Exercise requirements: Reproduce word for word everything from the very start of the records down to and including the line containing "text-line: (蝴蝶……好漂亮啊……) —".

[Dataset excerpt]
+-------+

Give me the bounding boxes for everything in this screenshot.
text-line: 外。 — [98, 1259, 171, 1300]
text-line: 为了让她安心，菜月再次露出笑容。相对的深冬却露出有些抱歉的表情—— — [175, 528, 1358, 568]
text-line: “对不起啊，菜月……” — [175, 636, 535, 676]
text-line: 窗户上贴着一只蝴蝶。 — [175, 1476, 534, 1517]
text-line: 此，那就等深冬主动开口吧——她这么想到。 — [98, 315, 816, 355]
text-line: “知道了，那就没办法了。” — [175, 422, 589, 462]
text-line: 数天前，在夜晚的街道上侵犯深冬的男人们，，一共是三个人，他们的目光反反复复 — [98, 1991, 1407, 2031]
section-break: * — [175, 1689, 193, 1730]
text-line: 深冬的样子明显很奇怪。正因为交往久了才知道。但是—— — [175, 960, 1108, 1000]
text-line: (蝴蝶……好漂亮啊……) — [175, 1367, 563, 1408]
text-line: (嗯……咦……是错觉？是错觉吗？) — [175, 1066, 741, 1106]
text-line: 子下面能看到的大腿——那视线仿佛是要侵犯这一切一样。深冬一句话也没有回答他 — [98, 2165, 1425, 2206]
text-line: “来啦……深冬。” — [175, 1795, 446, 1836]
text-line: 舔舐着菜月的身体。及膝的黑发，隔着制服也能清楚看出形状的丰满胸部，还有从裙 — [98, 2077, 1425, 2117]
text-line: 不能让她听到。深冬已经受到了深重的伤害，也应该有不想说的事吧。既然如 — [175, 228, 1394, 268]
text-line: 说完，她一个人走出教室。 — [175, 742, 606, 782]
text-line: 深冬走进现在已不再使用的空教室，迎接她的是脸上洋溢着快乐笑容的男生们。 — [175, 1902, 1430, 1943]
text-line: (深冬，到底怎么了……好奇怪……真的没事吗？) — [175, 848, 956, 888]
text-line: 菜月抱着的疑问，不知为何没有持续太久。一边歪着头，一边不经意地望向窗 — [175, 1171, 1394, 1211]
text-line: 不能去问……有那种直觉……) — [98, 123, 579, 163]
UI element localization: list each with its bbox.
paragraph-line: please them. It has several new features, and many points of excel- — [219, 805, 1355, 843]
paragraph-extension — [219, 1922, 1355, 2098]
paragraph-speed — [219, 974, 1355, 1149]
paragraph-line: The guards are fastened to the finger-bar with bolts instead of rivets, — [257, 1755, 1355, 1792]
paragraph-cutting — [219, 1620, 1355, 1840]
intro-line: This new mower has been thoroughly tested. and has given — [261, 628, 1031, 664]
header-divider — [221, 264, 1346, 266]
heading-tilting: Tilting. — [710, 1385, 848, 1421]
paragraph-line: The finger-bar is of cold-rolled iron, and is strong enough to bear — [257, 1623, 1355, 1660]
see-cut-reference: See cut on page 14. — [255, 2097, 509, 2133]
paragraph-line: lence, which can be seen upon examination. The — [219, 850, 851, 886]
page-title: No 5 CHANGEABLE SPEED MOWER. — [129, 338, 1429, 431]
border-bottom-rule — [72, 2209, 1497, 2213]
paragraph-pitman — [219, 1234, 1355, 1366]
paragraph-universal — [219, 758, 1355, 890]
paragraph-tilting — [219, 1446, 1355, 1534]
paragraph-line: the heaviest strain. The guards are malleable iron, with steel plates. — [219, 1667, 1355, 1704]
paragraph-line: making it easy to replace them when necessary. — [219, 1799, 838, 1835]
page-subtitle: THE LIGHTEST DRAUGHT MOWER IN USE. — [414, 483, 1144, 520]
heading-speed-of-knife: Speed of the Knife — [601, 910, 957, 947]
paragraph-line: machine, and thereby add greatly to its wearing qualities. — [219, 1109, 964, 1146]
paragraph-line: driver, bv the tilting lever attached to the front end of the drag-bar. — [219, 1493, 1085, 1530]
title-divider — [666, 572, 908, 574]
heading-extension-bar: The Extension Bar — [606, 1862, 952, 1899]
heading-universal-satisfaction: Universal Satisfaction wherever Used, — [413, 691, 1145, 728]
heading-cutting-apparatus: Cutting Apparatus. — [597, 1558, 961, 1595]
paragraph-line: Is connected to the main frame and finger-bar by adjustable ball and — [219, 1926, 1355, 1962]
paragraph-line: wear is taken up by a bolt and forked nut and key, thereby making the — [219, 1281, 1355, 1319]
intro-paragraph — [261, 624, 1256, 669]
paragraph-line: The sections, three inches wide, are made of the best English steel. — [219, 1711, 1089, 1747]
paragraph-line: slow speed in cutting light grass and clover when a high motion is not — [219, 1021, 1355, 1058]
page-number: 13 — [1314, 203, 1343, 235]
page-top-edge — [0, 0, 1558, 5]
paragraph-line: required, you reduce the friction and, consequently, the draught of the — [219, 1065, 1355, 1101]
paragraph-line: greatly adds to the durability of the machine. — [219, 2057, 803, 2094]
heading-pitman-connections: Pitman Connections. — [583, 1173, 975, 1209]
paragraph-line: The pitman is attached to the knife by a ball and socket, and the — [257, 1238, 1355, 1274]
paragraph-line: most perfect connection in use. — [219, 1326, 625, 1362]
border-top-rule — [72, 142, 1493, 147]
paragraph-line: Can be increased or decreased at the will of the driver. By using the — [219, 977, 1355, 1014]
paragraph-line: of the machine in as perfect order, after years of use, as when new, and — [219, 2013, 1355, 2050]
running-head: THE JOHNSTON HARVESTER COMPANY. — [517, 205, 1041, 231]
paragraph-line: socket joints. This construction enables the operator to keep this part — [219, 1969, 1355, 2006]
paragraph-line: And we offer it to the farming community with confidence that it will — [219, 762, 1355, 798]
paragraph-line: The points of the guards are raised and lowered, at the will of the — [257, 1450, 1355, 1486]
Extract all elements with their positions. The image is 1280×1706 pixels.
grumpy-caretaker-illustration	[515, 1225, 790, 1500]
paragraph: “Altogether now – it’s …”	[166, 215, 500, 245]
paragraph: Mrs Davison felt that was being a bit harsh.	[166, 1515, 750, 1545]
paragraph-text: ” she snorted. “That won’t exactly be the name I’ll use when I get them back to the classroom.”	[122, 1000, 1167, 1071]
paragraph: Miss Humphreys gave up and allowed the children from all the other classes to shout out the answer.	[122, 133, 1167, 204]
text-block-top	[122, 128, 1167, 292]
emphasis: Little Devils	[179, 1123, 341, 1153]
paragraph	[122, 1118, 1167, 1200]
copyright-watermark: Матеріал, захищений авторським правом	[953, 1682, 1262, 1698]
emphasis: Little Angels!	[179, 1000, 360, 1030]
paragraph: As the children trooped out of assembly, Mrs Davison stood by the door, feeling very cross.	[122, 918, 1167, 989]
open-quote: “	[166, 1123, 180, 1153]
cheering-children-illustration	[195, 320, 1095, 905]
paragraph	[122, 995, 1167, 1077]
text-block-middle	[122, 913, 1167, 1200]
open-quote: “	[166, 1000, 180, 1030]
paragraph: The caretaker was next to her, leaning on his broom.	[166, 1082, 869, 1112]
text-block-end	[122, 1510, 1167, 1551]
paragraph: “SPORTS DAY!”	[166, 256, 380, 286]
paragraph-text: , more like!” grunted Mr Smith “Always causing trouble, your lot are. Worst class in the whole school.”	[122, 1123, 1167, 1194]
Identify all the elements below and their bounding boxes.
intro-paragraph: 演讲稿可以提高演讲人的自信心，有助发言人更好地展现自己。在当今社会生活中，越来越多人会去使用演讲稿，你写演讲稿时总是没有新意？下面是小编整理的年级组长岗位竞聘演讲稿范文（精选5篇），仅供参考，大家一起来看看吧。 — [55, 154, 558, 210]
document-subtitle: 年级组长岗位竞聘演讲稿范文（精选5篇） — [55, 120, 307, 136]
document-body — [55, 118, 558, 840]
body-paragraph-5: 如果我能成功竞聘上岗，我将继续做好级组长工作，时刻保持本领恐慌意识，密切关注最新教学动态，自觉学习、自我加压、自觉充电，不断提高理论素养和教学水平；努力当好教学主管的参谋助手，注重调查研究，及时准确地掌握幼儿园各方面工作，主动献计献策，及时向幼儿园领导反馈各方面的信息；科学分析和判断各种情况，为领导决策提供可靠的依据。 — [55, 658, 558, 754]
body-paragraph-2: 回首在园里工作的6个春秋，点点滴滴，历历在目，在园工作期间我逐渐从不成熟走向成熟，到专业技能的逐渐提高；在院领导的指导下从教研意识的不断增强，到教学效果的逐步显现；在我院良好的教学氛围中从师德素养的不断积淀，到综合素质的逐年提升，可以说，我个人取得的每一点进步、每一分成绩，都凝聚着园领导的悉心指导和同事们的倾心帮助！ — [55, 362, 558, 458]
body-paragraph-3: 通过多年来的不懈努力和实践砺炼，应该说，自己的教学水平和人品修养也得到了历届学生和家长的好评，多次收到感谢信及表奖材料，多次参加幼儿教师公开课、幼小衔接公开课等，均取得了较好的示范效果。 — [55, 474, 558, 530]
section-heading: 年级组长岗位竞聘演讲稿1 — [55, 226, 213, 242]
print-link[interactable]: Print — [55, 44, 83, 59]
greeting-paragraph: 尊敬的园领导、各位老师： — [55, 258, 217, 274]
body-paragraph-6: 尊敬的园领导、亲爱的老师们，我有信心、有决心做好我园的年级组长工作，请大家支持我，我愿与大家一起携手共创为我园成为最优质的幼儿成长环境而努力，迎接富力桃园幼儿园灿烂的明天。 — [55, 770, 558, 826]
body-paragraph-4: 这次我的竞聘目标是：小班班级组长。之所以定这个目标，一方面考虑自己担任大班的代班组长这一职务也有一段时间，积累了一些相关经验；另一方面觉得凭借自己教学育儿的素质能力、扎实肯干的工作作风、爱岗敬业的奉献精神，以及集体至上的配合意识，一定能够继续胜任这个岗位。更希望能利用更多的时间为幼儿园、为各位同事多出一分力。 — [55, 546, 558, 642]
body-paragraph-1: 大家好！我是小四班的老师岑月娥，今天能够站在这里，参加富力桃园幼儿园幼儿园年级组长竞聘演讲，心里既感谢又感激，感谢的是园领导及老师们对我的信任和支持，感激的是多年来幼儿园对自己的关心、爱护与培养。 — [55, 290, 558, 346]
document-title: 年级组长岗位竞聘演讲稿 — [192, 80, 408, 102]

+-------+

Response to the task:
Give me the bounding boxes for everything in this screenshot.
text-line: 外。 — [98, 1259, 171, 1300]
text-line: 为了让她安心，菜月再次露出笑容。相对的深冬却露出有些抱歉的表情—— — [175, 528, 1358, 568]
text-line: “对不起啊，菜月……” — [175, 636, 535, 676]
text-line: 窗户上贴着一只蝴蝶。 — [175, 1476, 534, 1517]
text-line: 此，那就等深冬主动开口吧——她这么想到。 — [98, 315, 816, 355]
text-line: “知道了，那就没办法了。” — [175, 422, 589, 462]
text-line: 数天前，在夜晚的街道上侵犯深冬的男人们，，一共是三个人，他们的目光反反复复 — [98, 1991, 1407, 2031]
section-break: * — [175, 1689, 193, 1730]
text-line: 深冬的样子明显很奇怪。正因为交往久了才知道。但是—— — [175, 960, 1108, 1000]
text-line: (蝴蝶……好漂亮啊……) — [175, 1367, 563, 1408]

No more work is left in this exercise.